#### [EXERCISE PROMPT]
Leaving out every picture, quote the data below exactly as it appears.

#### [EXTRACTED DATA]
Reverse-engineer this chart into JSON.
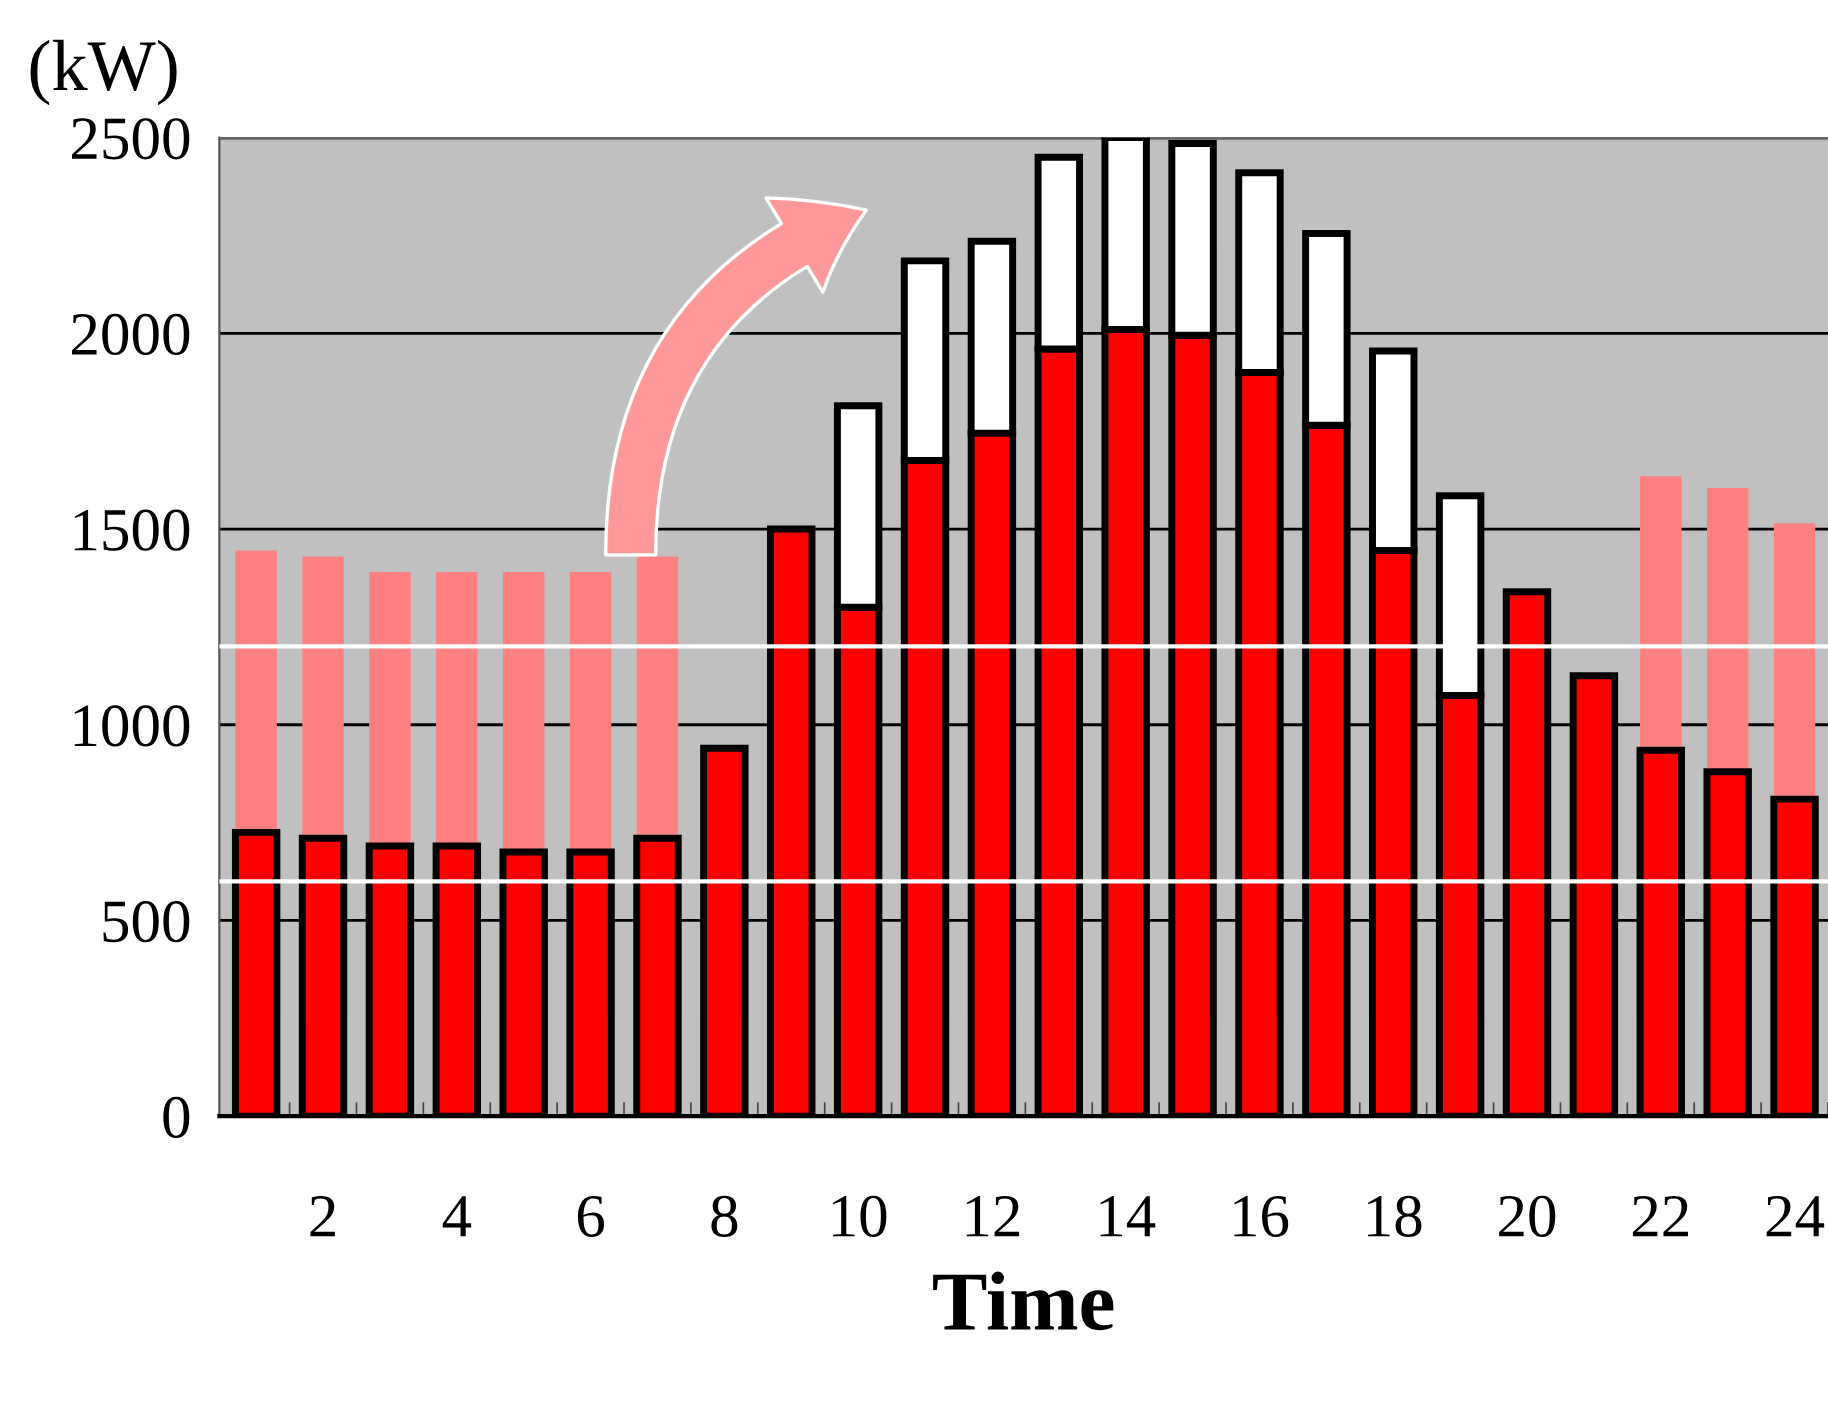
{
  "chart_data": {
    "type": "bar",
    "stacked": true,
    "ylabel": "(kW)",
    "xlabel": "Time",
    "categories": [
      null,
      "2",
      null,
      "4",
      null,
      "6",
      null,
      "8",
      null,
      "10",
      null,
      "12",
      null,
      "14",
      null,
      "16",
      null,
      "18",
      null,
      "20",
      null,
      "22",
      null,
      "24"
    ],
    "series": [
      {
        "color": "#ff0000",
        "values": [
          725,
          710,
          690,
          690,
          675,
          675,
          710,
          940,
          1500,
          1300,
          1675,
          1745,
          1960,
          2010,
          1995,
          1900,
          1765,
          1445,
          1075,
          1340,
          1125,
          935,
          880,
          810
        ]
      },
      {
        "color": "#ff8080",
        "values": [
          720,
          720,
          700,
          700,
          715,
          715,
          720,
          null,
          null,
          null,
          null,
          null,
          null,
          null,
          null,
          null,
          null,
          null,
          null,
          null,
          null,
          700,
          725,
          705
        ]
      },
      {
        "color": "#ffffff",
        "values": [
          null,
          null,
          null,
          null,
          null,
          null,
          null,
          null,
          null,
          515,
          510,
          490,
          490,
          490,
          490,
          510,
          490,
          510,
          510,
          null,
          null,
          null,
          null,
          null
        ]
      }
    ],
    "ylim": [
      0,
      2500
    ],
    "yticks": [
      0,
      500,
      1000,
      1500,
      2000,
      2500
    ],
    "grid": "y",
    "ref_lines": [
      {
        "axis": "y",
        "value": 1200,
        "color": "#ffffff"
      },
      {
        "axis": "y",
        "value": 600,
        "color": "#ffffff"
      }
    ]
  }
}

#### [ANSWER IN FULL]
Reverse-engineer this chart into JSON.
{
  "chart_data": {
    "type": "bar",
    "stacked": true,
    "ylabel": "(kW)",
    "xlabel": "Time",
    "categories": [
      null,
      "2",
      null,
      "4",
      null,
      "6",
      null,
      "8",
      null,
      "10",
      null,
      "12",
      null,
      "14",
      null,
      "16",
      null,
      "18",
      null,
      "20",
      null,
      "22",
      null,
      "24"
    ],
    "series": [
      {
        "color": "#ff0000",
        "values": [
          725,
          710,
          690,
          690,
          675,
          675,
          710,
          940,
          1500,
          1300,
          1675,
          1745,
          1960,
          2010,
          1995,
          1900,
          1765,
          1445,
          1075,
          1340,
          1125,
          935,
          880,
          810
        ]
      },
      {
        "color": "#ff8080",
        "values": [
          720,
          720,
          700,
          700,
          715,
          715,
          720,
          null,
          null,
          null,
          null,
          null,
          null,
          null,
          null,
          null,
          null,
          null,
          null,
          null,
          null,
          700,
          725,
          705
        ]
      },
      {
        "color": "#ffffff",
        "values": [
          null,
          null,
          null,
          null,
          null,
          null,
          null,
          null,
          null,
          515,
          510,
          490,
          490,
          490,
          490,
          510,
          490,
          510,
          510,
          null,
          null,
          null,
          null,
          null
        ]
      }
    ],
    "ylim": [
      0,
      2500
    ],
    "yticks": [
      0,
      500,
      1000,
      1500,
      2000,
      2500
    ],
    "grid": "y",
    "ref_lines": [
      {
        "axis": "y",
        "value": 1200,
        "color": "#ffffff"
      },
      {
        "axis": "y",
        "value": 600,
        "color": "#ffffff"
      }
    ]
  }
}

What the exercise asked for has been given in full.